Given request
Copy every line in the records below that contains the word "File".
##############################
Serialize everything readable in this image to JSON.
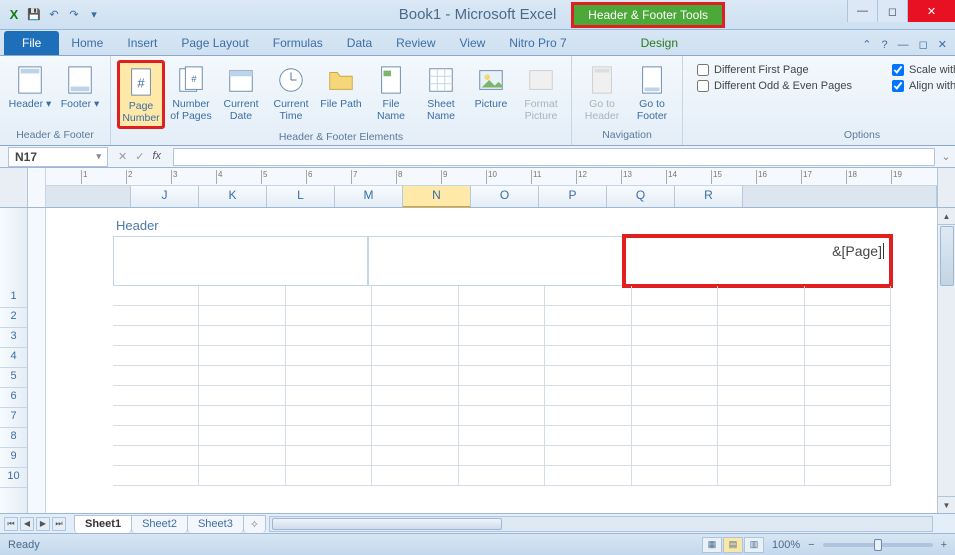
{
  "title": "Book1 - Microsoft Excel",
  "context_tab_title": "Header & Footer Tools",
  "win": {
    "min": "—",
    "max": "◻",
    "close": "✕"
  },
  "tabs": {
    "file": "File",
    "items": [
      "Home",
      "Insert",
      "Page Layout",
      "Formulas",
      "Data",
      "Review",
      "View",
      "Nitro Pro 7"
    ],
    "ctx": "Design"
  },
  "tab_help": {
    "minimize_ribbon": "⌃",
    "help": "?",
    "mdi_min": "—",
    "mdi_max": "◻",
    "mdi_close": "✕"
  },
  "ribbon": {
    "g1": {
      "label": "Header & Footer",
      "header": "Header",
      "footer": "Footer"
    },
    "g2": {
      "label": "Header & Footer Elements",
      "page_number": "Page Number",
      "number_of_pages": "Number of Pages",
      "current_date": "Current Date",
      "current_time": "Current Time",
      "file_path": "File Path",
      "file_name": "File Name",
      "sheet_name": "Sheet Name",
      "picture": "Picture",
      "format_picture": "Format Picture"
    },
    "g3": {
      "label": "Navigation",
      "goto_header": "Go to Header",
      "goto_footer": "Go to Footer"
    },
    "g4": {
      "label": "Options",
      "diff_first": "Different First Page",
      "diff_odd_even": "Different Odd & Even Pages",
      "scale": "Scale with Document",
      "align": "Align with Page Margins"
    }
  },
  "formula_bar": {
    "namebox": "N17",
    "dropdown": "▾",
    "fx": "fx"
  },
  "columns": [
    "J",
    "K",
    "L",
    "M",
    "N",
    "O",
    "P",
    "Q",
    "R"
  ],
  "ruler_numbers": [
    "1",
    "2",
    "3",
    "4",
    "5",
    "6",
    "7",
    "8",
    "9",
    "10",
    "11",
    "12",
    "13",
    "14",
    "15",
    "16",
    "17",
    "18",
    "19"
  ],
  "rows": [
    "1",
    "2",
    "3",
    "4",
    "5",
    "6",
    "7",
    "8",
    "9",
    "10"
  ],
  "header_section": {
    "label": "Header",
    "right_value": "&[Page]"
  },
  "sheet_tabs": {
    "active": "Sheet1",
    "others": [
      "Sheet2",
      "Sheet3"
    ]
  },
  "status": {
    "ready": "Ready",
    "zoom": "100%",
    "minus": "−",
    "plus": "+"
  }
}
##############################
Result for this task
    "file": "File",
      "file_path": "File Path",
      "file_name": "File Name",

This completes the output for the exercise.